The problem >> Below is a block of records. Copy every line in it that contains the word "candlestick".

Records to use >>
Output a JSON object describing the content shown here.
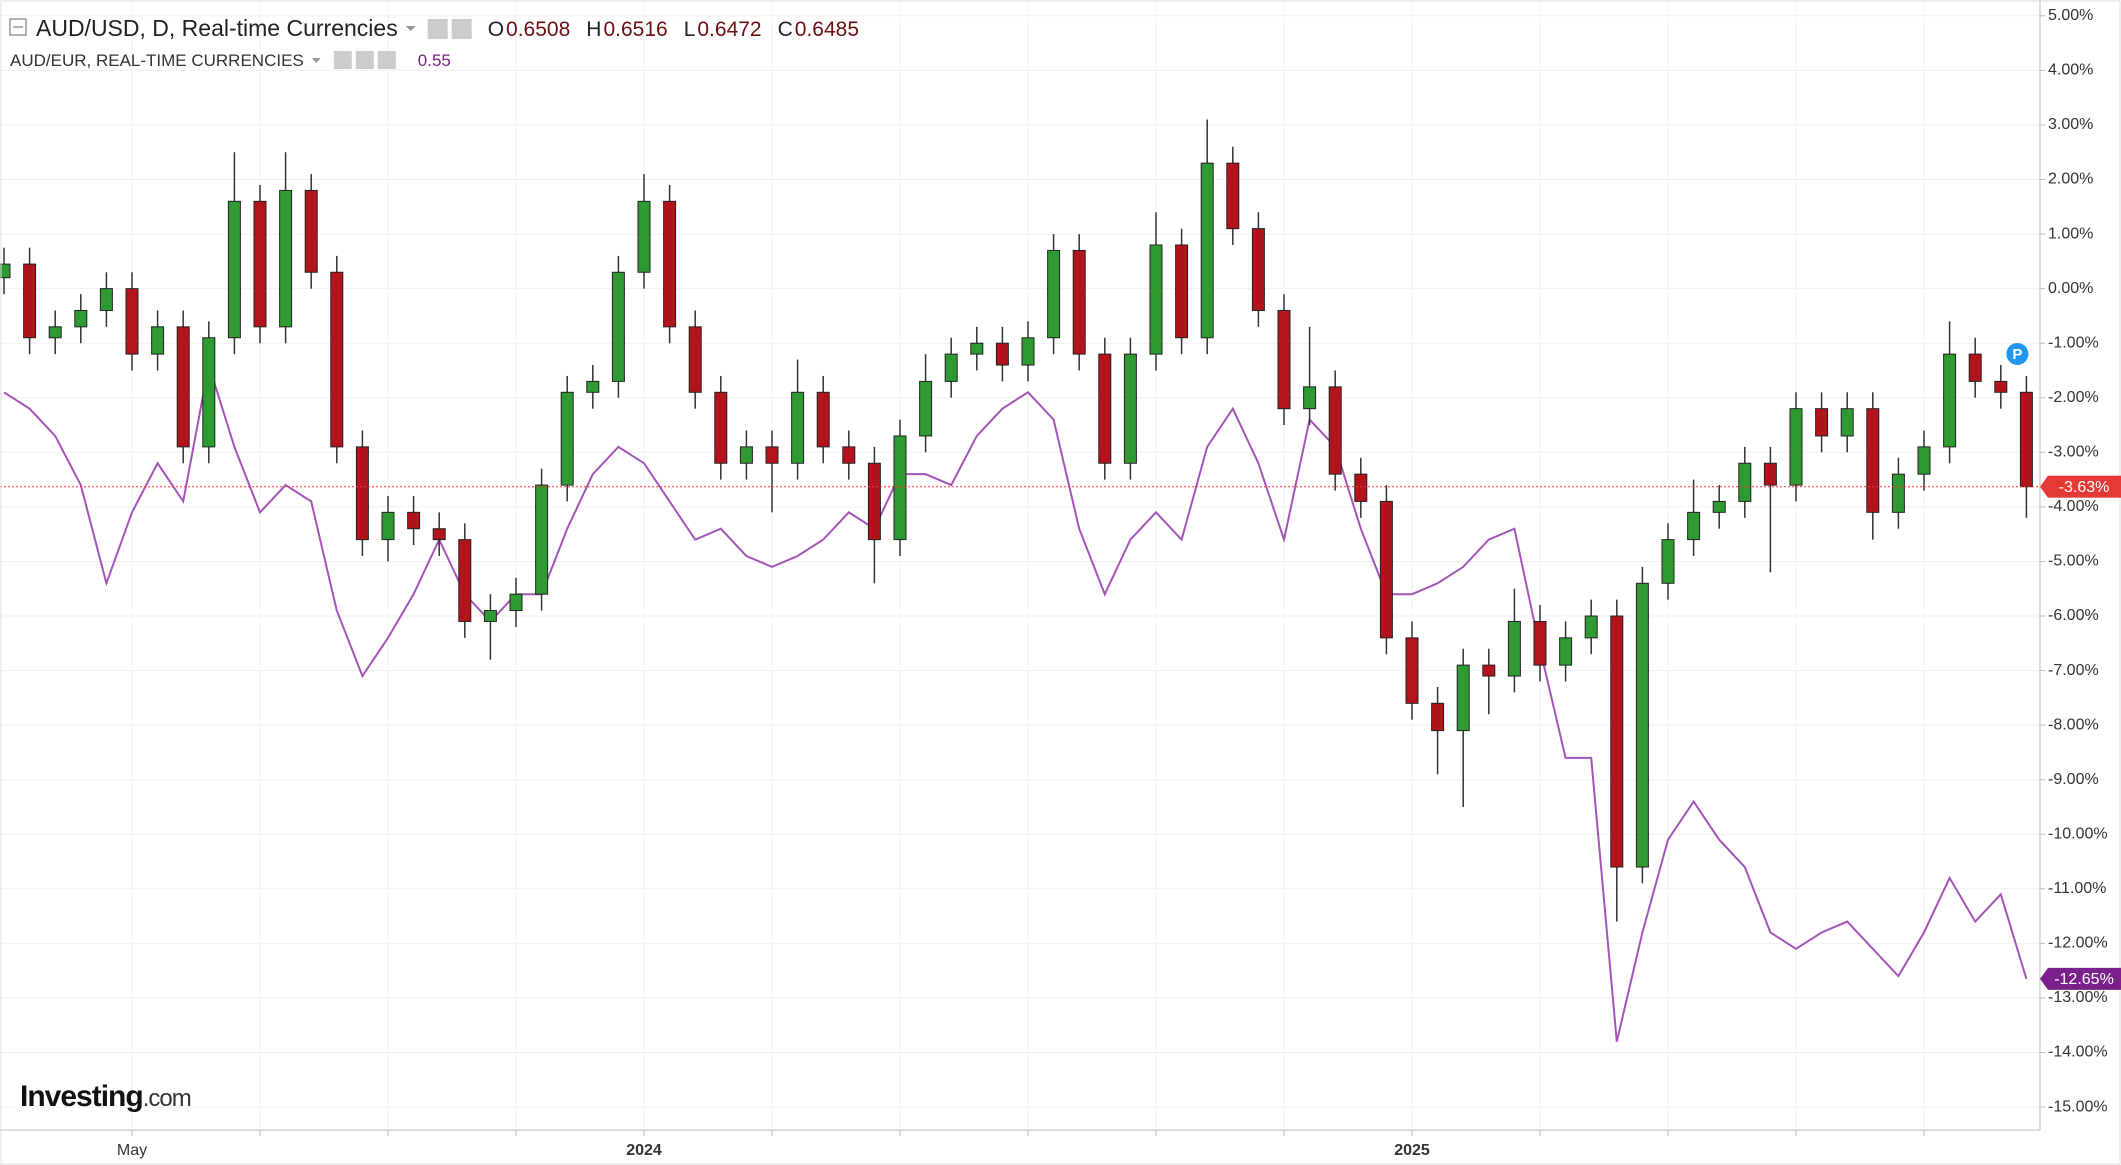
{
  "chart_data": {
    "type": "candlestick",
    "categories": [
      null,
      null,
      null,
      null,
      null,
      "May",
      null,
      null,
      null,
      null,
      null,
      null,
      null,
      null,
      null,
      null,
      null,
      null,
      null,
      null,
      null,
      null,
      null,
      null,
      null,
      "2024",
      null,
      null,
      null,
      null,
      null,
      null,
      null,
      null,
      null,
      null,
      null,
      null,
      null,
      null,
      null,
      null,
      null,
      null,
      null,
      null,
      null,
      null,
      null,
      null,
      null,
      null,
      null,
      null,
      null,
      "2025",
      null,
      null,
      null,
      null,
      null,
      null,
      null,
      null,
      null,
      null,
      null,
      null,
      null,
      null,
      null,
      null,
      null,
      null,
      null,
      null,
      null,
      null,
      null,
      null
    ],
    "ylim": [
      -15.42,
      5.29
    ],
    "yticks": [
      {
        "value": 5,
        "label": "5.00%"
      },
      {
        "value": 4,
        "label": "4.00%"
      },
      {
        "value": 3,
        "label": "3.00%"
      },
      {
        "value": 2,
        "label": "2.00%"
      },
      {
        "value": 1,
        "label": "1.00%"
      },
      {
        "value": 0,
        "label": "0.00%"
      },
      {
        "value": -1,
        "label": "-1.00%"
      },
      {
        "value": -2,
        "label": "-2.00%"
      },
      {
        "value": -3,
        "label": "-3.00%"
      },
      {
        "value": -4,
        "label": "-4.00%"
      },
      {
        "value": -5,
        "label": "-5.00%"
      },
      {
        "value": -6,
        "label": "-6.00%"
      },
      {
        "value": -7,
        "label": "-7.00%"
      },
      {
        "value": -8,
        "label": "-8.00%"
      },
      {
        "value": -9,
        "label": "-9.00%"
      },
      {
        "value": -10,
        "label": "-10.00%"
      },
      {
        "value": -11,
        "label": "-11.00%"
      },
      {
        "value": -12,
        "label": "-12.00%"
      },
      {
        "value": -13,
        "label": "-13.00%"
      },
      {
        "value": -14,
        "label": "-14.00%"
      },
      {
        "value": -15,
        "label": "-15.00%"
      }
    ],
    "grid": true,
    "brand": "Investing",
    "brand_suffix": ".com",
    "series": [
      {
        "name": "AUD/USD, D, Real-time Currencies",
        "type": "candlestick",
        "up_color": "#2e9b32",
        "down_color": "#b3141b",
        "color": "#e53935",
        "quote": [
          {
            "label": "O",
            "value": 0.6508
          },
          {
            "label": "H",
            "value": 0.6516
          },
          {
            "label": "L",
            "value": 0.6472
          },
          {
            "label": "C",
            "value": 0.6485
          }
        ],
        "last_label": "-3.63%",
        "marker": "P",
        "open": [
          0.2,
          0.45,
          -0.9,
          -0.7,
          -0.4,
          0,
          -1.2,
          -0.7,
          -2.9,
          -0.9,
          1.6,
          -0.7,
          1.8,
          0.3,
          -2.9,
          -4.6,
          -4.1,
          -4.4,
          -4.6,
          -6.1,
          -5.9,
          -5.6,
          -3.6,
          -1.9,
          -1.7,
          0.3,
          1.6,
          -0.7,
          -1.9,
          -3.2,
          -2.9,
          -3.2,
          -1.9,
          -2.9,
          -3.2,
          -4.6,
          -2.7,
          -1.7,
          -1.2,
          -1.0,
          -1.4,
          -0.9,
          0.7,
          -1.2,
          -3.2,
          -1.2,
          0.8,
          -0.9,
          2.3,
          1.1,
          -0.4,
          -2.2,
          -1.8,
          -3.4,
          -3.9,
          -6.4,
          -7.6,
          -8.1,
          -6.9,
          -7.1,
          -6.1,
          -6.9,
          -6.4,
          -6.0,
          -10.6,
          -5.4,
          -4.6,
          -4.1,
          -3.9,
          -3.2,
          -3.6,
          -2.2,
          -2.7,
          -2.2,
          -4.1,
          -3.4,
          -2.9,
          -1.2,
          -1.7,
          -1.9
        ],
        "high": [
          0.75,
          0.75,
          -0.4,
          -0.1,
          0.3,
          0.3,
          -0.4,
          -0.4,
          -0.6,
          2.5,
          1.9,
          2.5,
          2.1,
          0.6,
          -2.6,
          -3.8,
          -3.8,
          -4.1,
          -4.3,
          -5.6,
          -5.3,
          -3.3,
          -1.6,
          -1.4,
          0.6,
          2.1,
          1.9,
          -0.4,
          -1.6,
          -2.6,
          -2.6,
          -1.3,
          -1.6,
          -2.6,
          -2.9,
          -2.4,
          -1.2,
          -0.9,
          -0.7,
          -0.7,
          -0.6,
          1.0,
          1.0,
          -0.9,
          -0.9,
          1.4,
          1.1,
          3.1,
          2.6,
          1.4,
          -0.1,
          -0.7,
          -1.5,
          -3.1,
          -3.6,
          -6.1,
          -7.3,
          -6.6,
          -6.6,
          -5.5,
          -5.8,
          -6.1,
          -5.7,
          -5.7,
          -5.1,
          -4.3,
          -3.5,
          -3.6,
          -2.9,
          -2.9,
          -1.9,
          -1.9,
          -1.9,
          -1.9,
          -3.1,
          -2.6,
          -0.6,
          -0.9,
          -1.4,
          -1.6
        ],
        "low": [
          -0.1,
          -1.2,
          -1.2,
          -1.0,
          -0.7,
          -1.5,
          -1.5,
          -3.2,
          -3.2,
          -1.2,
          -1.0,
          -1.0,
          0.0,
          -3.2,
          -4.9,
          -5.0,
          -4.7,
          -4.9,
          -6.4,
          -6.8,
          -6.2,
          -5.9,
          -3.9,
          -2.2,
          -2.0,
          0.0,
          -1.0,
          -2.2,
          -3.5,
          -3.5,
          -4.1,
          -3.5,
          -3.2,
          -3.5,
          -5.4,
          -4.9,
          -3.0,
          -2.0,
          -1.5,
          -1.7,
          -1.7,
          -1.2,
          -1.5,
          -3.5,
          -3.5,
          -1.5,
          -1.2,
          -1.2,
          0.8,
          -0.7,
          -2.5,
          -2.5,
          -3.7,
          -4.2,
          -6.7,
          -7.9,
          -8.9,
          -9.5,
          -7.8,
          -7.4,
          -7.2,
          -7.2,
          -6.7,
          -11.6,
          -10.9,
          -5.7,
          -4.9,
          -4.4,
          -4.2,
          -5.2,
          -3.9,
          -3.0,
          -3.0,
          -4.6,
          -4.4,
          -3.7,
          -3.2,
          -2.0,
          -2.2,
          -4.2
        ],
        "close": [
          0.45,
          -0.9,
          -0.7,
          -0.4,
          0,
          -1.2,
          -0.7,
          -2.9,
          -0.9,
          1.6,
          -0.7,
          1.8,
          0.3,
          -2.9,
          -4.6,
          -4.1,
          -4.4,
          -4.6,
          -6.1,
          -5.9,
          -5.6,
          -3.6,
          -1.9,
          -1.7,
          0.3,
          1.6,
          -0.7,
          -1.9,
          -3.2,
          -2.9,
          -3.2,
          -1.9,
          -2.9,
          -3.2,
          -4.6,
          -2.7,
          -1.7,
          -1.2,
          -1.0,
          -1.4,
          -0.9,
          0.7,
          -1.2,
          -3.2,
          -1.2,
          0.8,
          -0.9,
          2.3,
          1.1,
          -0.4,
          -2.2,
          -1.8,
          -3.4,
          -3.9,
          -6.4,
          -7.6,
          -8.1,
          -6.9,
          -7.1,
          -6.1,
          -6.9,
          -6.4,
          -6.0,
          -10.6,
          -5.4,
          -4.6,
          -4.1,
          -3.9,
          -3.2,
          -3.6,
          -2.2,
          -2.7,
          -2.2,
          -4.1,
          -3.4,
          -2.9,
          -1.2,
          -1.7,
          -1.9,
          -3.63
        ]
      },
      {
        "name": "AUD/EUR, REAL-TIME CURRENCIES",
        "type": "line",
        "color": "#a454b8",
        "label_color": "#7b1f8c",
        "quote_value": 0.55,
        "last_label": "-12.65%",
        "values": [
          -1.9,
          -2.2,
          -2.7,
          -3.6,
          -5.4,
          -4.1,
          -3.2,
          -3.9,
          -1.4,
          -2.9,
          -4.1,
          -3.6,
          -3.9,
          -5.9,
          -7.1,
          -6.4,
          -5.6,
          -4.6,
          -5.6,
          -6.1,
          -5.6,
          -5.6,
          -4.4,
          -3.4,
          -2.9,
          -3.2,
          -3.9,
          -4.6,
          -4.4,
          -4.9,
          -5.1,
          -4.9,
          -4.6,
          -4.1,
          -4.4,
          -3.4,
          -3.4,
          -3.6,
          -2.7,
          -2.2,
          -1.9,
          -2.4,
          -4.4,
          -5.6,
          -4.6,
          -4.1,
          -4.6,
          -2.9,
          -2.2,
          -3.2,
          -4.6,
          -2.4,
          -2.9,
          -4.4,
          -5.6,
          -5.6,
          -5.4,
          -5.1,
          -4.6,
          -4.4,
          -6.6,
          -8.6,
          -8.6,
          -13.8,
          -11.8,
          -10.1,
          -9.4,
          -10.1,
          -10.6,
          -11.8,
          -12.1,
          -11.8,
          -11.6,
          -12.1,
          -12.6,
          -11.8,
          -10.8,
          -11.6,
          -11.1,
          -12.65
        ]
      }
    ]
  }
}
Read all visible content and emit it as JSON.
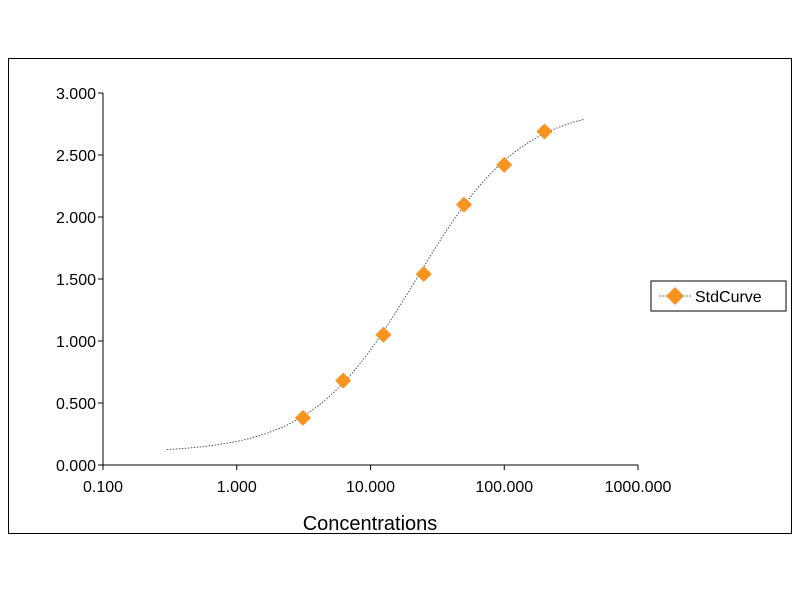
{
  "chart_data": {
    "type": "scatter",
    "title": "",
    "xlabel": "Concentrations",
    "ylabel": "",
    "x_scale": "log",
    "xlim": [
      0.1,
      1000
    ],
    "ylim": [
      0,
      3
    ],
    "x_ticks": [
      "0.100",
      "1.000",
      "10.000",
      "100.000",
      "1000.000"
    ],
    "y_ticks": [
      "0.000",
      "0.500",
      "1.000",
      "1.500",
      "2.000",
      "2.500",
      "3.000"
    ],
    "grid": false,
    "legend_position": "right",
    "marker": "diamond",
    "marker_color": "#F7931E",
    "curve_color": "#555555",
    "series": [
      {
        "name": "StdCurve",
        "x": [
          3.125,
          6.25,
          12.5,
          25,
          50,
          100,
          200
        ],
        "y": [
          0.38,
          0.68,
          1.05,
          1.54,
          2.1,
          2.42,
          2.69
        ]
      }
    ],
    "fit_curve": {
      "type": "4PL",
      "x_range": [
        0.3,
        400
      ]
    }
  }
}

Finished exercise >>
    "type": "candlestick",
        "type": "candlestick",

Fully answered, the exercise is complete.